Task goal => All entries are to be quoted exactly; the images stay out of the copy.

————

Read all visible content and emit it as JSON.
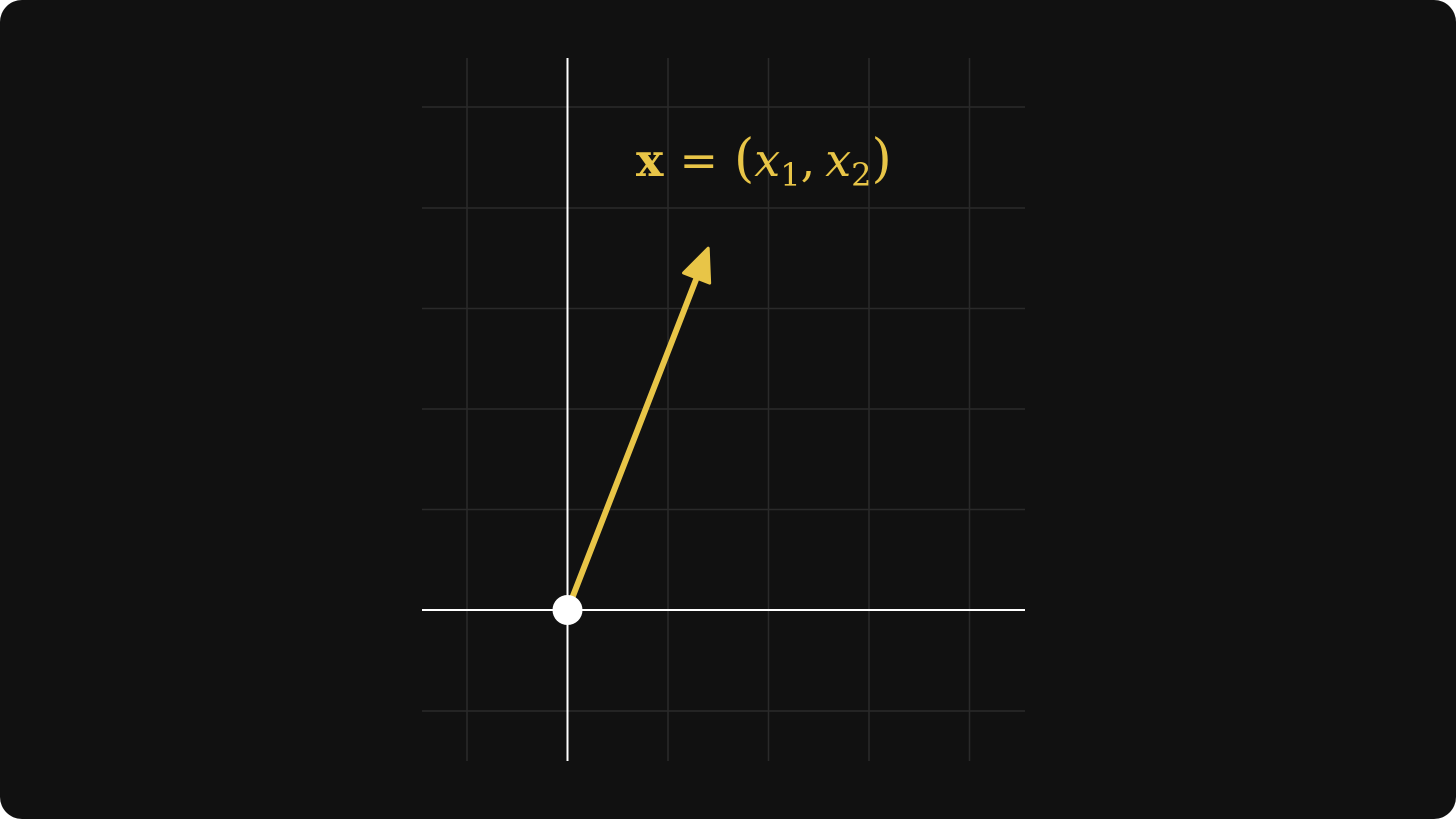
{
  "diagram": {
    "colors": {
      "background": "#111111",
      "grid": "#2a2a2a",
      "axes": "#ffffff",
      "vector": "#e8c547",
      "origin": "#ffffff"
    },
    "vector": {
      "x": 1.4,
      "y": 3.6
    },
    "label": {
      "vector_symbol": "x",
      "equals": "=",
      "open_paren": "(",
      "comp1_symbol": "x",
      "comp1_index": "1",
      "comma": ",",
      "comp2_symbol": "x",
      "comp2_index": "2",
      "close_paren": ")"
    }
  }
}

————

Response to this task =>
Read all visible content and emit it as JSON.
{
  "diagram": {
    "colors": {
      "background": "#111111",
      "grid": "#2a2a2a",
      "axes": "#ffffff",
      "vector": "#e8c547",
      "origin": "#ffffff"
    },
    "vector": {
      "x": 1.4,
      "y": 3.6
    },
    "label": {
      "vector_symbol": "x",
      "equals": "=",
      "open_paren": "(",
      "comp1_symbol": "x",
      "comp1_index": "1",
      "comma": ",",
      "comp2_symbol": "x",
      "comp2_index": "2",
      "close_paren": ")"
    }
  }
}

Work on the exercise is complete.